LISTED RECORDS
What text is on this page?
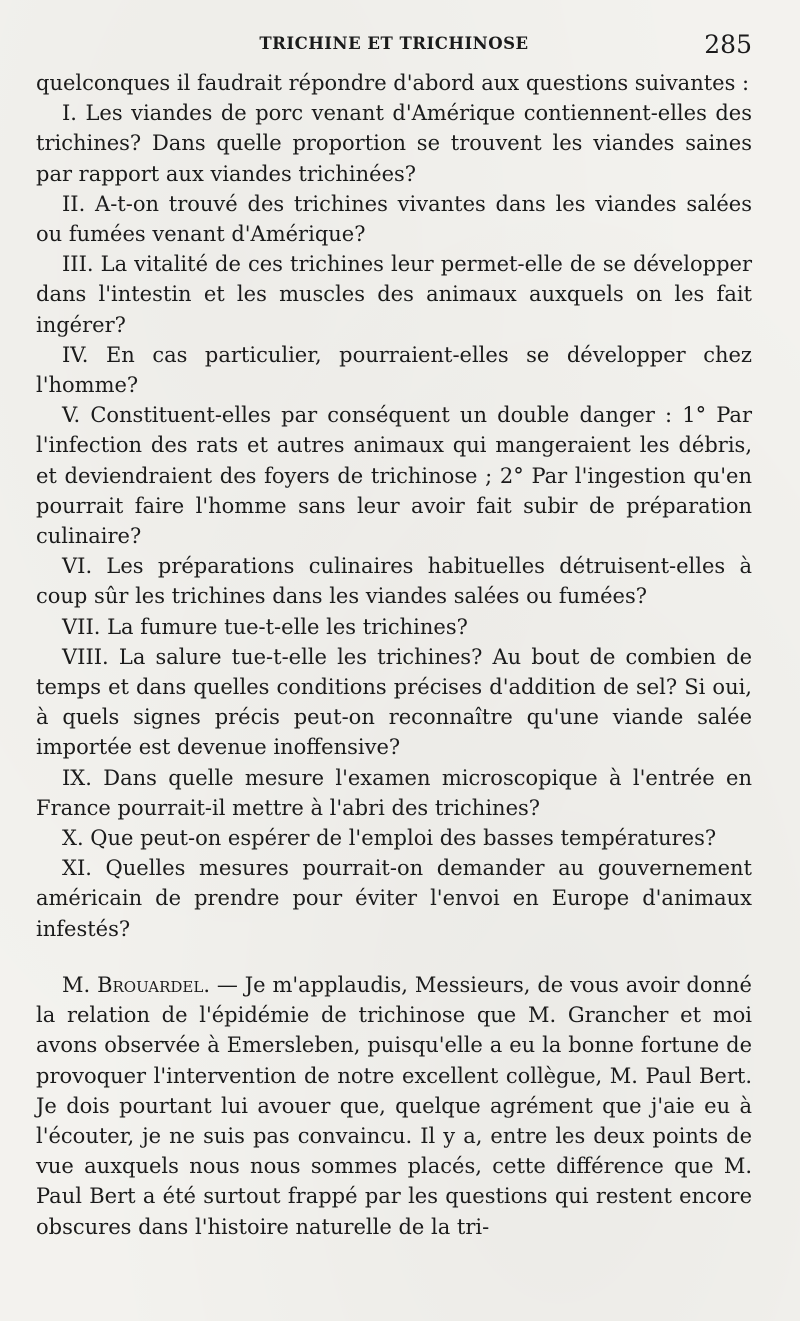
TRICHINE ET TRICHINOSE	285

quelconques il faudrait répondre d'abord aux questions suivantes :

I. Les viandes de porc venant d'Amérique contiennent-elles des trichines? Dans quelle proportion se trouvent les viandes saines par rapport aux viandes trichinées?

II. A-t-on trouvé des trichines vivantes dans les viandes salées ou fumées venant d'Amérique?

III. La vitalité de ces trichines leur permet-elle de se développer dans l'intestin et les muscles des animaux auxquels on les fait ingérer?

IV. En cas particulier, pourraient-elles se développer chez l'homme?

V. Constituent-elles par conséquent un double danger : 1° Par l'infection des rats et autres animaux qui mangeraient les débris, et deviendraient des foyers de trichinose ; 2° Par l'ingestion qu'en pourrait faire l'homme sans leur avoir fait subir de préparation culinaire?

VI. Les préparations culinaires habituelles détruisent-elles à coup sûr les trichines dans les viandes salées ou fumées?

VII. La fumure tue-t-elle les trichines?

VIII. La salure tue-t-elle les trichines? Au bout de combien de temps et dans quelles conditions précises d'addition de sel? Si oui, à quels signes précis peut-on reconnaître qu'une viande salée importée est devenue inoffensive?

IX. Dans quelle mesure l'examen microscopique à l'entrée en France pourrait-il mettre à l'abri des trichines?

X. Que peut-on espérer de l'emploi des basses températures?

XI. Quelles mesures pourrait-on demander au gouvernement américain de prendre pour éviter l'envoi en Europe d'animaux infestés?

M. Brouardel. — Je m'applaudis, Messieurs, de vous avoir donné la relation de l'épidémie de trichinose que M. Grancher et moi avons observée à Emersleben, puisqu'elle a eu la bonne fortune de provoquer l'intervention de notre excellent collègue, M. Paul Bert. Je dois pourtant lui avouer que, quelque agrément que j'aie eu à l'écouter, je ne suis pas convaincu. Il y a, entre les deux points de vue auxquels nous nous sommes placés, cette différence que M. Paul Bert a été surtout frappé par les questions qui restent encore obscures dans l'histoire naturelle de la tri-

==

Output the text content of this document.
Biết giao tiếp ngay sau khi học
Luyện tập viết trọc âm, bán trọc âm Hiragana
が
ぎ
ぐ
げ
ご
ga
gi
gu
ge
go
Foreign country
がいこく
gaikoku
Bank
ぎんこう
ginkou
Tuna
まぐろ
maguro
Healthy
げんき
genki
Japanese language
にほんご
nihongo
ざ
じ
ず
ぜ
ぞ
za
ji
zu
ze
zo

SET TASK
Copy out every line of the data that includes the word "this".

THE ANSWER
What text is on this page?
Output the text content of this document.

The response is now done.